>>

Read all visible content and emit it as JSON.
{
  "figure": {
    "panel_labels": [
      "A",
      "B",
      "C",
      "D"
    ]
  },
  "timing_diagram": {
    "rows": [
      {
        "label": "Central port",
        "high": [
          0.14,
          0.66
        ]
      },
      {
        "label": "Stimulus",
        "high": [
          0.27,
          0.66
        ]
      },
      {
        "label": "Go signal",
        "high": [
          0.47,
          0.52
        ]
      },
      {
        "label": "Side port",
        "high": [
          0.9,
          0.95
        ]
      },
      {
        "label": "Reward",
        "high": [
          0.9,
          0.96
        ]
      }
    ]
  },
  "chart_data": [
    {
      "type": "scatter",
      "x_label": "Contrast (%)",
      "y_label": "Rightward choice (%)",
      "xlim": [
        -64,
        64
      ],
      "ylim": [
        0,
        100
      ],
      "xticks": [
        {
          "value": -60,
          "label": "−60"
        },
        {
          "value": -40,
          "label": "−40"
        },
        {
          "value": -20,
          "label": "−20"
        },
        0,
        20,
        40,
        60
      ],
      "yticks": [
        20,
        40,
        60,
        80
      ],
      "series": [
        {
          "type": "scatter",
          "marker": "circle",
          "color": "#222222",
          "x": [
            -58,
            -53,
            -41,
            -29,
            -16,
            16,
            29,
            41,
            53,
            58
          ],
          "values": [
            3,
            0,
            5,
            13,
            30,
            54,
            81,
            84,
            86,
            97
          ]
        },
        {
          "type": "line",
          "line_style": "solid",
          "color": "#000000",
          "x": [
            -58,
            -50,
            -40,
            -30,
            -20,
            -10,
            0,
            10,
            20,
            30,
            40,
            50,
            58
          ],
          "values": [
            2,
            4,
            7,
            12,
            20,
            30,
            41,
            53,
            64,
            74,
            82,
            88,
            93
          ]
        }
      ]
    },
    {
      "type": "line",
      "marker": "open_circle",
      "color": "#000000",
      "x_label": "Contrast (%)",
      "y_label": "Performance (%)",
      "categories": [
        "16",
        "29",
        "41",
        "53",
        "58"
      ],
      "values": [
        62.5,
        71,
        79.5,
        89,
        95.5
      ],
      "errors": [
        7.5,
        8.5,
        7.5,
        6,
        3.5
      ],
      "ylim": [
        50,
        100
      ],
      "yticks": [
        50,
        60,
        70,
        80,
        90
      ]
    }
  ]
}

<<

- Set task
Reproduce each record exactly as it appears.

- Reply
Read all visible content and emit it as JSON.
{
  "figure": {
    "panel_labels": [
      "A",
      "B",
      "C",
      "D"
    ]
  },
  "timing_diagram": {
    "rows": [
      {
        "label": "Central port",
        "high": [
          0.14,
          0.66
        ]
      },
      {
        "label": "Stimulus",
        "high": [
          0.27,
          0.66
        ]
      },
      {
        "label": "Go signal",
        "high": [
          0.47,
          0.52
        ]
      },
      {
        "label": "Side port",
        "high": [
          0.9,
          0.95
        ]
      },
      {
        "label": "Reward",
        "high": [
          0.9,
          0.96
        ]
      }
    ]
  },
  "chart_data": [
    {
      "type": "scatter",
      "x_label": "Contrast (%)",
      "y_label": "Rightward choice (%)",
      "xlim": [
        -64,
        64
      ],
      "ylim": [
        0,
        100
      ],
      "xticks": [
        {
          "value": -60,
          "label": "−60"
        },
        {
          "value": -40,
          "label": "−40"
        },
        {
          "value": -20,
          "label": "−20"
        },
        0,
        20,
        40,
        60
      ],
      "yticks": [
        20,
        40,
        60,
        80
      ],
      "series": [
        {
          "type": "scatter",
          "marker": "circle",
          "color": "#222222",
          "x": [
            -58,
            -53,
            -41,
            -29,
            -16,
            16,
            29,
            41,
            53,
            58
          ],
          "values": [
            3,
            0,
            5,
            13,
            30,
            54,
            81,
            84,
            86,
            97
          ]
        },
        {
          "type": "line",
          "line_style": "solid",
          "color": "#000000",
          "x": [
            -58,
            -50,
            -40,
            -30,
            -20,
            -10,
            0,
            10,
            20,
            30,
            40,
            50,
            58
          ],
          "values": [
            2,
            4,
            7,
            12,
            20,
            30,
            41,
            53,
            64,
            74,
            82,
            88,
            93
          ]
        }
      ]
    },
    {
      "type": "line",
      "marker": "open_circle",
      "color": "#000000",
      "x_label": "Contrast (%)",
      "y_label": "Performance (%)",
      "categories": [
        "16",
        "29",
        "41",
        "53",
        "58"
      ],
      "values": [
        62.5,
        71,
        79.5,
        89,
        95.5
      ],
      "errors": [
        7.5,
        8.5,
        7.5,
        6,
        3.5
      ],
      "ylim": [
        50,
        100
      ],
      "yticks": [
        50,
        60,
        70,
        80,
        90
      ]
    }
  ]
}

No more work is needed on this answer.